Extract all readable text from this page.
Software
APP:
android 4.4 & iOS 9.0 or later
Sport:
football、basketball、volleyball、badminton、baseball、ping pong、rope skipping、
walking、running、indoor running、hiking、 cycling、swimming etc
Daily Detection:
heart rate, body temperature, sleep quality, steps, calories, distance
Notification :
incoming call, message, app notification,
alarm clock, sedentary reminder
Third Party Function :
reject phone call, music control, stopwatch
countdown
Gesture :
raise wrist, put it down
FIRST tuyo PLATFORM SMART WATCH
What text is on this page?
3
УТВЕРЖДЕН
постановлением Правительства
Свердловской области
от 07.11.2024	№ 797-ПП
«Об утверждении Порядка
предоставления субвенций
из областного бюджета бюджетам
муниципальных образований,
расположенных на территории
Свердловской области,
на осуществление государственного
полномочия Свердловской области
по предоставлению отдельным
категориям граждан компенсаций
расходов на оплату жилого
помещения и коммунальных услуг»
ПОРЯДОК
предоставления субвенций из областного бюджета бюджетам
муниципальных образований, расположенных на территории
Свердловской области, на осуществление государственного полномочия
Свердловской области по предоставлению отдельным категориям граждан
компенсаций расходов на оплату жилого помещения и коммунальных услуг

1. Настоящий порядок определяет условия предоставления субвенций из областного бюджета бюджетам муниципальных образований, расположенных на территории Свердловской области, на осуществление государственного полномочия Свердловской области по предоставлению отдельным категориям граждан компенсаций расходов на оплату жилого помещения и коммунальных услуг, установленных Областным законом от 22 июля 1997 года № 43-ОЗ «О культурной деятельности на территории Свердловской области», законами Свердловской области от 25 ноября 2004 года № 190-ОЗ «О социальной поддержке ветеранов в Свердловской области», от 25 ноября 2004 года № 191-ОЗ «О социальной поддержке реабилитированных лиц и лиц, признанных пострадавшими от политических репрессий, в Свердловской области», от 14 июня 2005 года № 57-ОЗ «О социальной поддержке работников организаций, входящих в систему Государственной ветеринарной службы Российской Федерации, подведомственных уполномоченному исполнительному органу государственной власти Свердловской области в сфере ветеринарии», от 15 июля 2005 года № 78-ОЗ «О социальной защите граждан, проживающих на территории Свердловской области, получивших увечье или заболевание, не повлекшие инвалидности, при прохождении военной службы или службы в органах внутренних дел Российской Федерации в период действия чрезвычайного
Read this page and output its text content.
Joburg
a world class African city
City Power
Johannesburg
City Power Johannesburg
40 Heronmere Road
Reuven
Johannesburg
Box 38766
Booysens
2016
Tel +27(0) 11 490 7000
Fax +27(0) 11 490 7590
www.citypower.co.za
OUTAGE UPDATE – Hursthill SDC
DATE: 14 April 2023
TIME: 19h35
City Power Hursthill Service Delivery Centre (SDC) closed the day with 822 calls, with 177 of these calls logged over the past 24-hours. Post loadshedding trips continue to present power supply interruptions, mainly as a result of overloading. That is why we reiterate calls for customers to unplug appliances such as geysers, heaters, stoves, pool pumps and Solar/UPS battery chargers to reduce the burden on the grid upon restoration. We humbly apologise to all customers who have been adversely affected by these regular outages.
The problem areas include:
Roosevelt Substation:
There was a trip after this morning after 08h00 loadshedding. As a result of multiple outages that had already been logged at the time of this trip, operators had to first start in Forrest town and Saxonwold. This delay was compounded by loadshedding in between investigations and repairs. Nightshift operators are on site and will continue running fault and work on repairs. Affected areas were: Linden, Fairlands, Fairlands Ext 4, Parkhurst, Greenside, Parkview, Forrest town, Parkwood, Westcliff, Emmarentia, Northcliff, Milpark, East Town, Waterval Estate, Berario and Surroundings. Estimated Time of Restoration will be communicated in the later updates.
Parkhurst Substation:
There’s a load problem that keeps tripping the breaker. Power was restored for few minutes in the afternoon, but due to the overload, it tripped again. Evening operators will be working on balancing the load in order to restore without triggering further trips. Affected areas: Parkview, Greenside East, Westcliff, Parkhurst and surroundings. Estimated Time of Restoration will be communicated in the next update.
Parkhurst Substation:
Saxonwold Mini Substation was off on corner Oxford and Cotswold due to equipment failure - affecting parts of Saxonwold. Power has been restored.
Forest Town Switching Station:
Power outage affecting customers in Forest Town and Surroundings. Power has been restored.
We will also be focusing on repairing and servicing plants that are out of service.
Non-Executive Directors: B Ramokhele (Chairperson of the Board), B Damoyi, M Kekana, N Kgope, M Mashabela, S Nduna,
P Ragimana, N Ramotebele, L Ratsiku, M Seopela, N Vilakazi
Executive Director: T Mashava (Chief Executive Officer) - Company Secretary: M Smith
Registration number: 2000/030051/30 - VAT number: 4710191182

● To be done
Output the whole listing above again, word for word.

● Task output
Extract all readable text from this page.
Software
APP:
android 4.4 & iOS 9.0 or later
Sport:
football、basketball、volleyball、badminton、baseball、ping pong、rope skipping、
walking、running、indoor running、hiking、 cycling、swimming etc
Daily Detection:
heart rate, body temperature, sleep quality, steps, calories, distance
Notification :
incoming call, message, app notification,
alarm clock, sedentary reminder
Third Party Function :
reject phone call, music control, stopwatch
countdown
Gesture :
raise wrist, put it down
FIRST tuyo PLATFORM SMART WATCH
What text is on this page?
3
УТВЕРЖДЕН
постановлением Правительства
Свердловской области
от 07.11.2024	№ 797-ПП
«Об утверждении Порядка
предоставления субвенций
из областного бюджета бюджетам
муниципальных образований,
расположенных на территории
Свердловской области,
на осуществление государственного
полномочия Свердловской области
по предоставлению отдельным
категориям граждан компенсаций
расходов на оплату жилого
помещения и коммунальных услуг»
ПОРЯДОК
предоставления субвенций из областного бюджета бюджетам
муниципальных образований, расположенных на территории
Свердловской области, на осуществление государственного полномочия
Свердловской области по предоставлению отдельным категориям граждан
компенсаций расходов на оплату жилого помещения и коммунальных услуг

1. Настоящий порядок определяет условия предоставления субвенций из областного бюджета бюджетам муниципальных образований, расположенных на территории Свердловской области, на осуществление государственного полномочия Свердловской области по предоставлению отдельным категориям граждан компенсаций расходов на оплату жилого помещения и коммунальных услуг, установленных Областным законом от 22 июля 1997 года № 43-ОЗ «О культурной деятельности на территории Свердловской области», законами Свердловской области от 25 ноября 2004 года № 190-ОЗ «О социальной поддержке ветеранов в Свердловской области», от 25 ноября 2004 года № 191-ОЗ «О социальной поддержке реабилитированных лиц и лиц, признанных пострадавшими от политических репрессий, в Свердловской области», от 14 июня 2005 года № 57-ОЗ «О социальной поддержке работников организаций, входящих в систему Государственной ветеринарной службы Российской Федерации, подведомственных уполномоченному исполнительному органу государственной власти Свердловской области в сфере ветеринарии», от 15 июля 2005 года № 78-ОЗ «О социальной защите граждан, проживающих на территории Свердловской области, получивших увечье или заболевание, не повлекшие инвалидности, при прохождении военной службы или службы в органах внутренних дел Российской Федерации в период действия чрезвычайного
Read this page and output its text content.
Joburg
a world class African city
City Power
Johannesburg
City Power Johannesburg
40 Heronmere Road
Reuven
Johannesburg
Box 38766
Booysens
2016
Tel +27(0) 11 490 7000
Fax +27(0) 11 490 7590
www.citypower.co.za
OUTAGE UPDATE – Hursthill SDC
DATE: 14 April 2023
TIME: 19h35
City Power Hursthill Service Delivery Centre (SDC) closed the day with 822 calls, with 177 of these calls logged over the past 24-hours. Post loadshedding trips continue to present power supply interruptions, mainly as a result of overloading. That is why we reiterate calls for customers to unplug appliances such as geysers, heaters, stoves, pool pumps and Solar/UPS battery chargers to reduce the burden on the grid upon restoration. We humbly apologise to all customers who have been adversely affected by these regular outages.
The problem areas include:
Roosevelt Substation:
There was a trip after this morning after 08h00 loadshedding. As a result of multiple outages that had already been logged at the time of this trip, operators had to first start in Forrest town and Saxonwold. This delay was compounded by loadshedding in between investigations and repairs. Nightshift operators are on site and will continue running fault and work on repairs. Affected areas were: Linden, Fairlands, Fairlands Ext 4, Parkhurst, Greenside, Parkview, Forrest town, Parkwood, Westcliff, Emmarentia, Northcliff, Milpark, East Town, Waterval Estate, Berario and Surroundings. Estimated Time of Restoration will be communicated in the later updates.
Parkhurst Substation:
There’s a load problem that keeps tripping the breaker. Power was restored for few minutes in the afternoon, but due to the overload, it tripped again. Evening operators will be working on balancing the load in order to restore without triggering further trips. Affected areas: Parkview, Greenside East, Westcliff, Parkhurst and surroundings. Estimated Time of Restoration will be communicated in the next update.
Parkhurst Substation:
Saxonwold Mini Substation was off on corner Oxford and Cotswold due to equipment failure - affecting parts of Saxonwold. Power has been restored.
Forest Town Switching Station:
Power outage affecting customers in Forest Town and Surroundings. Power has been restored.
We will also be focusing on repairing and servicing plants that are out of service.
Non-Executive Directors: B Ramokhele (Chairperson of the Board), B Damoyi, M Kekana, N Kgope, M Mashabela, S Nduna,
P Ragimana, N Ramotebele, L Ratsiku, M Seopela, N Vilakazi
Executive Director: T Mashava (Chief Executive Officer) - Company Secretary: M Smith
Registration number: 2000/030051/30 - VAT number: 4710191182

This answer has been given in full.